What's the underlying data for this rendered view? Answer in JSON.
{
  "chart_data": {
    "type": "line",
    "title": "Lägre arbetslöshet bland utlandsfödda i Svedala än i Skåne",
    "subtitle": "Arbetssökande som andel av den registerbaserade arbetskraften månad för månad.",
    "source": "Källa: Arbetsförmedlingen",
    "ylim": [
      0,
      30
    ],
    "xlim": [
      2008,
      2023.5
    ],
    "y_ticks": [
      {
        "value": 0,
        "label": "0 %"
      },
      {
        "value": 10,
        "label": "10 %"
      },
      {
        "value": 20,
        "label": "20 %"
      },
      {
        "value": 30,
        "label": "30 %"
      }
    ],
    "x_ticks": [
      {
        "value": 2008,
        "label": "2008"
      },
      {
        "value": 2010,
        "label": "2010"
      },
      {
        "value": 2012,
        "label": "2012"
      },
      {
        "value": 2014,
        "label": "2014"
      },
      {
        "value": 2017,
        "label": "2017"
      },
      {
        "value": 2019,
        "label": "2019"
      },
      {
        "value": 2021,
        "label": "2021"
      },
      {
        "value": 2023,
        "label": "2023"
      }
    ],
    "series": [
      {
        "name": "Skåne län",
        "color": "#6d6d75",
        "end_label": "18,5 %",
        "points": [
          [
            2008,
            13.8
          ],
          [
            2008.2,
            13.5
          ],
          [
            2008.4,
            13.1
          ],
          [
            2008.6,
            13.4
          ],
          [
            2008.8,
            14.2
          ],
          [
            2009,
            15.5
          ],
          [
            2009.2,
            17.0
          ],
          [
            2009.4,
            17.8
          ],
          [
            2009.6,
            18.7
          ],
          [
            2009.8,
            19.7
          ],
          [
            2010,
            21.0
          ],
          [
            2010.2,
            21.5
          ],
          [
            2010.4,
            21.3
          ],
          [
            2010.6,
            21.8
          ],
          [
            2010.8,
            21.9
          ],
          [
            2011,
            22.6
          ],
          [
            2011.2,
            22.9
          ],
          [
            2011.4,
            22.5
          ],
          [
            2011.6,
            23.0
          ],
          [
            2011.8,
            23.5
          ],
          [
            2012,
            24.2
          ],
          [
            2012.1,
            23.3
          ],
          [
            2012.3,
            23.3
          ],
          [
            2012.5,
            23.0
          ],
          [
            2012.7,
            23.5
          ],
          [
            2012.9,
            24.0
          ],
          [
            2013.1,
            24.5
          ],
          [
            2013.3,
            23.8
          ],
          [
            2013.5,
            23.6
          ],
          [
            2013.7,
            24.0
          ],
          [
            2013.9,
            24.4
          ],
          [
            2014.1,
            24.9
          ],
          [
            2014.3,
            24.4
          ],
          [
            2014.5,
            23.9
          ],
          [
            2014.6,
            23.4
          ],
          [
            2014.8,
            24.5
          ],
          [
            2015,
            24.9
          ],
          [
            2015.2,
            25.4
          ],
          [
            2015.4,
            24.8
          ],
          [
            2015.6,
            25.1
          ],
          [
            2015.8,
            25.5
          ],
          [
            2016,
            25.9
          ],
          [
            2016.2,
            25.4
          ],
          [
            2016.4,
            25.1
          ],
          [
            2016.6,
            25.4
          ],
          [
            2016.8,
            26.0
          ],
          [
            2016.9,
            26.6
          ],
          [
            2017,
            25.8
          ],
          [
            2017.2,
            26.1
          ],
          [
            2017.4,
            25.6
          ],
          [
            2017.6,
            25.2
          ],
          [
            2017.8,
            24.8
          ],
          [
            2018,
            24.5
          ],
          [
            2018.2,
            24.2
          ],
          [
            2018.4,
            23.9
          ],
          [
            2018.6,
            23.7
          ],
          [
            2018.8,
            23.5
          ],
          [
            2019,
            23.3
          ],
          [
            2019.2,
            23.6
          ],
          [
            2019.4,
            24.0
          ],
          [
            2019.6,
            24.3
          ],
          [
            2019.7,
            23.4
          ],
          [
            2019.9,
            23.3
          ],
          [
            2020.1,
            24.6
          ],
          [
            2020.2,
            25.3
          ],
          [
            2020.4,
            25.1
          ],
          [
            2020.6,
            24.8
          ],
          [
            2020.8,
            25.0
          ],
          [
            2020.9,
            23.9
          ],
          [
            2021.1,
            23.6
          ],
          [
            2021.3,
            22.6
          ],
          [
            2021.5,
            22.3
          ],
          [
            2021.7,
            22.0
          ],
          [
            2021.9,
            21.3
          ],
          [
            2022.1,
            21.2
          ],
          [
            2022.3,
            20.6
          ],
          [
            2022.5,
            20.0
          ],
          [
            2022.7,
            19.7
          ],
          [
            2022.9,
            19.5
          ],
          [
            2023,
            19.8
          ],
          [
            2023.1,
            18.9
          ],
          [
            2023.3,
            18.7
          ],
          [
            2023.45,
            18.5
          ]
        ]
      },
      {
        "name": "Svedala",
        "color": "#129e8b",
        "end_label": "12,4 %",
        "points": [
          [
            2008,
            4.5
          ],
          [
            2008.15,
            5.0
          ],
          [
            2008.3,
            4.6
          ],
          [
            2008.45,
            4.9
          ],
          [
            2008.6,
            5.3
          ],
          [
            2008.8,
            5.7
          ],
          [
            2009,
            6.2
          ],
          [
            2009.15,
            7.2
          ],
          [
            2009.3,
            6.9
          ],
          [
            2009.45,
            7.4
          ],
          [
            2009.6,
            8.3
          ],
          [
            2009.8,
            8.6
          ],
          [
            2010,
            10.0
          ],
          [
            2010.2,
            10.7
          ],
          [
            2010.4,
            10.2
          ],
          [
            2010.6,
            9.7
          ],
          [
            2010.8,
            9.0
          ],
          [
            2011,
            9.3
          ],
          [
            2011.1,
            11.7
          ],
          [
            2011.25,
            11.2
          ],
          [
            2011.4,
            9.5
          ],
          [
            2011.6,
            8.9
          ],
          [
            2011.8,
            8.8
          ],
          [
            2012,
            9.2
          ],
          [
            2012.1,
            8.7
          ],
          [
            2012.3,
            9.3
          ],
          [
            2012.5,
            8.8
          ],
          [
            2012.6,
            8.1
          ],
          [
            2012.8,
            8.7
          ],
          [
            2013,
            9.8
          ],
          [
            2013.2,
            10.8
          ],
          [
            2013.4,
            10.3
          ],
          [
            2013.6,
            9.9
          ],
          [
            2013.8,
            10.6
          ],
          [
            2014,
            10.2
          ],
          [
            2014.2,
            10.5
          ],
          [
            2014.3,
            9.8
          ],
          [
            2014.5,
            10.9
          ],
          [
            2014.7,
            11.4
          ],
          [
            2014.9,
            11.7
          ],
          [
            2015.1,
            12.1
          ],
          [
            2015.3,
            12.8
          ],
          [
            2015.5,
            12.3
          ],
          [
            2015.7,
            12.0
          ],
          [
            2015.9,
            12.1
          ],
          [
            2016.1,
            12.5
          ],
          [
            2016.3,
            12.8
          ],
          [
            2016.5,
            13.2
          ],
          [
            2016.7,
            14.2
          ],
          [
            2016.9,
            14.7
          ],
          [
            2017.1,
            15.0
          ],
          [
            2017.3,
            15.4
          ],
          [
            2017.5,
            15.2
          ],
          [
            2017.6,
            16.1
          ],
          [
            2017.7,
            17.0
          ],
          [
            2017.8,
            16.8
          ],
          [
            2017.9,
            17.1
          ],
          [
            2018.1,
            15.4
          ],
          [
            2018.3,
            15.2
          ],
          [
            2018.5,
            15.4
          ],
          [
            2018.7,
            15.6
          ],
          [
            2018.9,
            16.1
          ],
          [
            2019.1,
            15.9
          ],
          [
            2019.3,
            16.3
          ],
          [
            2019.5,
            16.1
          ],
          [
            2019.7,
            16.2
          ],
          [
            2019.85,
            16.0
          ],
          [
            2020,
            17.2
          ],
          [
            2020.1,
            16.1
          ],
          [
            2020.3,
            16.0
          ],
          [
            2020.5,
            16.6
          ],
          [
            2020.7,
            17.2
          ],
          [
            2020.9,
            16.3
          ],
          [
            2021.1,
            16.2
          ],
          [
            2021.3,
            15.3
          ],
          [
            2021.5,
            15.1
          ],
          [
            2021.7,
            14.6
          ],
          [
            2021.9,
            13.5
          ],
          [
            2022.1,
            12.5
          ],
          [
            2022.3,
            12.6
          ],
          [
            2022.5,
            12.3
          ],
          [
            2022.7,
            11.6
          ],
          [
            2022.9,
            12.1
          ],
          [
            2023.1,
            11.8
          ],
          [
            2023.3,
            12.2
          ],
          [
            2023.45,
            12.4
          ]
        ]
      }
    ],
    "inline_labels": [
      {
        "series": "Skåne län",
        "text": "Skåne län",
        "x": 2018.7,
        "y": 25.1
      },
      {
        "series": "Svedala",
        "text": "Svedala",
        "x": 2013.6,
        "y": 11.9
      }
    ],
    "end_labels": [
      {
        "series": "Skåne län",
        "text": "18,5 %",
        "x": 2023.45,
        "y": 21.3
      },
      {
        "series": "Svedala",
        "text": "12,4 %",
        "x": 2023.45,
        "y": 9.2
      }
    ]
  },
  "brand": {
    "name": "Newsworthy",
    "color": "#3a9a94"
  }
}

§ **GIVEN REQUEST**
Tell how many lines contain the word "value", using only the number.

§ **TASK ANSWER**
12